[Dataset items]

******

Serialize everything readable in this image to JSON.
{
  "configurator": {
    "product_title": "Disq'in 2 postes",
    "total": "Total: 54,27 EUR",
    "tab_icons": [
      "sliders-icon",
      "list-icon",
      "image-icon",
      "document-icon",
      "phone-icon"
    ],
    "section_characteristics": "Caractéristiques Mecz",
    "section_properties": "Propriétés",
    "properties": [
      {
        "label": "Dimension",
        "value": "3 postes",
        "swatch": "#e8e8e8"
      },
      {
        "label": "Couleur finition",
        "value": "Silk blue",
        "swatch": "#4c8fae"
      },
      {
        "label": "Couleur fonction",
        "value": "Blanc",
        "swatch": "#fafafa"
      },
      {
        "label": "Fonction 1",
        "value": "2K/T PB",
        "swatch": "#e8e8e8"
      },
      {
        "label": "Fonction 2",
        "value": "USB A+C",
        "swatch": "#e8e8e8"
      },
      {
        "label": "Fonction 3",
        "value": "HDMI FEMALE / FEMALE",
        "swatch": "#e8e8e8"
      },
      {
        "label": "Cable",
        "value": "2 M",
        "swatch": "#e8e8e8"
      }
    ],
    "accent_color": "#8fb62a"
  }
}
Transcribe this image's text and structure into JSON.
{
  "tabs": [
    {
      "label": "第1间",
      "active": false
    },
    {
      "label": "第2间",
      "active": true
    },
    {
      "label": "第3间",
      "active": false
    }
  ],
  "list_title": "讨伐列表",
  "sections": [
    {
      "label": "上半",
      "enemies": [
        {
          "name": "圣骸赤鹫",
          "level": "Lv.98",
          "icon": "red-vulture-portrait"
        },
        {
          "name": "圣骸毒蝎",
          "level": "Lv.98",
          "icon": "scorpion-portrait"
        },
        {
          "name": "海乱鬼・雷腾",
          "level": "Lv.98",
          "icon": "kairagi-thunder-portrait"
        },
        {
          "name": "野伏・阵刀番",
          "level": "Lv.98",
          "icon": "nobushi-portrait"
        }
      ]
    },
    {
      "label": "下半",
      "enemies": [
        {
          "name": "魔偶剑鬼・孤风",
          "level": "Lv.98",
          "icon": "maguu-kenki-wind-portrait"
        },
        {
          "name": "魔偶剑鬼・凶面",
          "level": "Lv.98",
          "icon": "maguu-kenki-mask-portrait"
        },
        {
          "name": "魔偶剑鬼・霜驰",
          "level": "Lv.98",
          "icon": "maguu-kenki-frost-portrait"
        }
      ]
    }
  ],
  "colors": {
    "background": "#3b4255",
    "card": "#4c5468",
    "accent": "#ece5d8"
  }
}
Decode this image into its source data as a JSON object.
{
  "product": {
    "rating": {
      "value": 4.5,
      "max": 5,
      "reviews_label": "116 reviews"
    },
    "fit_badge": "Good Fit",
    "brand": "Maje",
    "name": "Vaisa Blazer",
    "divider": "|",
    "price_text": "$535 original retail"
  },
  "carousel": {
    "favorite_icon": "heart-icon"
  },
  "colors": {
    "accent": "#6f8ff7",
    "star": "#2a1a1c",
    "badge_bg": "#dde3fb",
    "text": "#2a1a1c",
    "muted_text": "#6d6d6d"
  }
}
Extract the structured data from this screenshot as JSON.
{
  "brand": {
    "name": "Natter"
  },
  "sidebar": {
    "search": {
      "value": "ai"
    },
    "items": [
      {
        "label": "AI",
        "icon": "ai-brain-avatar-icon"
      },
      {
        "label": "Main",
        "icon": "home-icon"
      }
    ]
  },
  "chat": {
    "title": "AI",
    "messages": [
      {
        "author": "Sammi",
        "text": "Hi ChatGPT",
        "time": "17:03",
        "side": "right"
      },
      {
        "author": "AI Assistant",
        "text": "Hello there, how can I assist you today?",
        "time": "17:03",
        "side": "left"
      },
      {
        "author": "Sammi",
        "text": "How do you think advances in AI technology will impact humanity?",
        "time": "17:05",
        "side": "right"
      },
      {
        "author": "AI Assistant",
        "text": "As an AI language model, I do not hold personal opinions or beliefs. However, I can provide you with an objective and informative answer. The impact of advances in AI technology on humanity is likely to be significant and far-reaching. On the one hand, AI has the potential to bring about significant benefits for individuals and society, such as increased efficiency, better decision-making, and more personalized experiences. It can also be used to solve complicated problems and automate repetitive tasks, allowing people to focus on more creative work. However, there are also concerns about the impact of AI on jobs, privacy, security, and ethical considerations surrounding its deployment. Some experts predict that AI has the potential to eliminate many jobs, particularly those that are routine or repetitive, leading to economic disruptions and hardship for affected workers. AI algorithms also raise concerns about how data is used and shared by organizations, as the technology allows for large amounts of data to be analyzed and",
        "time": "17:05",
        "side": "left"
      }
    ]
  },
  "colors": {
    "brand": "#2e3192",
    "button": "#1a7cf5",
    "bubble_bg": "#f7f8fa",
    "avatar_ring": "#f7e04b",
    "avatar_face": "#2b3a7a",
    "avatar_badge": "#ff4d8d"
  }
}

******

[Directions for this task]
Search the entries for the word "Couleur" and pick out every line that holds it.

[Expected answer]
        "label": "Couleur finition",
        "label": "Couleur fonction",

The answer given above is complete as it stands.